PROBLEM STATEMENT => Repeat the listing in full, word for word.
------ DATA FOR THIS TASK
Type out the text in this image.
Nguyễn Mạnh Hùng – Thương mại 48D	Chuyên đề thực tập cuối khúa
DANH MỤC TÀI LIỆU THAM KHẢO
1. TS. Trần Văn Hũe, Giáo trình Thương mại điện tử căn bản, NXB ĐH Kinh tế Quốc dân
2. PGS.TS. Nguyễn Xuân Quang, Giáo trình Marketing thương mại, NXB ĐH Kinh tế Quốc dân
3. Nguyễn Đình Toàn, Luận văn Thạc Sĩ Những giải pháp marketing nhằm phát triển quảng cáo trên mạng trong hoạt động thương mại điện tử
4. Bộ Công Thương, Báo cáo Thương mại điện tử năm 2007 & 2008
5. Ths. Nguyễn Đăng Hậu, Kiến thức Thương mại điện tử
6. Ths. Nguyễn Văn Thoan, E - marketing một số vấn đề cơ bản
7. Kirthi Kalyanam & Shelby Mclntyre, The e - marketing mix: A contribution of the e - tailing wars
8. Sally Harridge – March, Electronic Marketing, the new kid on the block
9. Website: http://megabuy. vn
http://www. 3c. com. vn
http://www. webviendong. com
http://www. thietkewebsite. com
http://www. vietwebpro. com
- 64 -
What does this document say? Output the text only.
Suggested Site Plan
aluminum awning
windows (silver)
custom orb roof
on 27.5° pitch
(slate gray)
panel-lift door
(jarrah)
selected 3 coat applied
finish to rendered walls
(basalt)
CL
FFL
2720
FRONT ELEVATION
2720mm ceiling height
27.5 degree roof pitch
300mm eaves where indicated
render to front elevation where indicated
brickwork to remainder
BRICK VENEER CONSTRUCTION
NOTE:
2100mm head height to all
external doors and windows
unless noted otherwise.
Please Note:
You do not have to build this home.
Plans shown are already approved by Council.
------------
OUTPUT =>
Type out the text in this image.
Nguyễn Mạnh Hùng – Thương mại 48D	Chuyên đề thực tập cuối khúa
DANH MỤC TÀI LIỆU THAM KHẢO
1. TS. Trần Văn Hũe, Giáo trình Thương mại điện tử căn bản, NXB ĐH Kinh tế Quốc dân
2. PGS.TS. Nguyễn Xuân Quang, Giáo trình Marketing thương mại, NXB ĐH Kinh tế Quốc dân
3. Nguyễn Đình Toàn, Luận văn Thạc Sĩ Những giải pháp marketing nhằm phát triển quảng cáo trên mạng trong hoạt động thương mại điện tử
4. Bộ Công Thương, Báo cáo Thương mại điện tử năm 2007 & 2008
5. Ths. Nguyễn Đăng Hậu, Kiến thức Thương mại điện tử
6. Ths. Nguyễn Văn Thoan, E - marketing một số vấn đề cơ bản
7. Kirthi Kalyanam & Shelby Mclntyre, The e - marketing mix: A contribution of the e - tailing wars
8. Sally Harridge – March, Electronic Marketing, the new kid on the block
9. Website: http://megabuy. vn
http://www. 3c. com. vn
http://www. webviendong. com
http://www. thietkewebsite. com
http://www. vietwebpro. com
- 64 -
What does this document say? Output the text only.
Suggested Site Plan
aluminum awning
windows (silver)
custom orb roof
on 27.5° pitch
(slate gray)
panel-lift door
(jarrah)
selected 3 coat applied
finish to rendered walls
(basalt)
CL
FFL
2720
FRONT ELEVATION
2720mm ceiling height
27.5 degree roof pitch
300mm eaves where indicated
render to front elevation where indicated
brickwork to remainder
BRICK VENEER CONSTRUCTION
NOTE:
2100mm head height to all
external doors and windows
unless noted otherwise.
Please Note:
You do not have to build this home.
Plans shown are already approved by Council.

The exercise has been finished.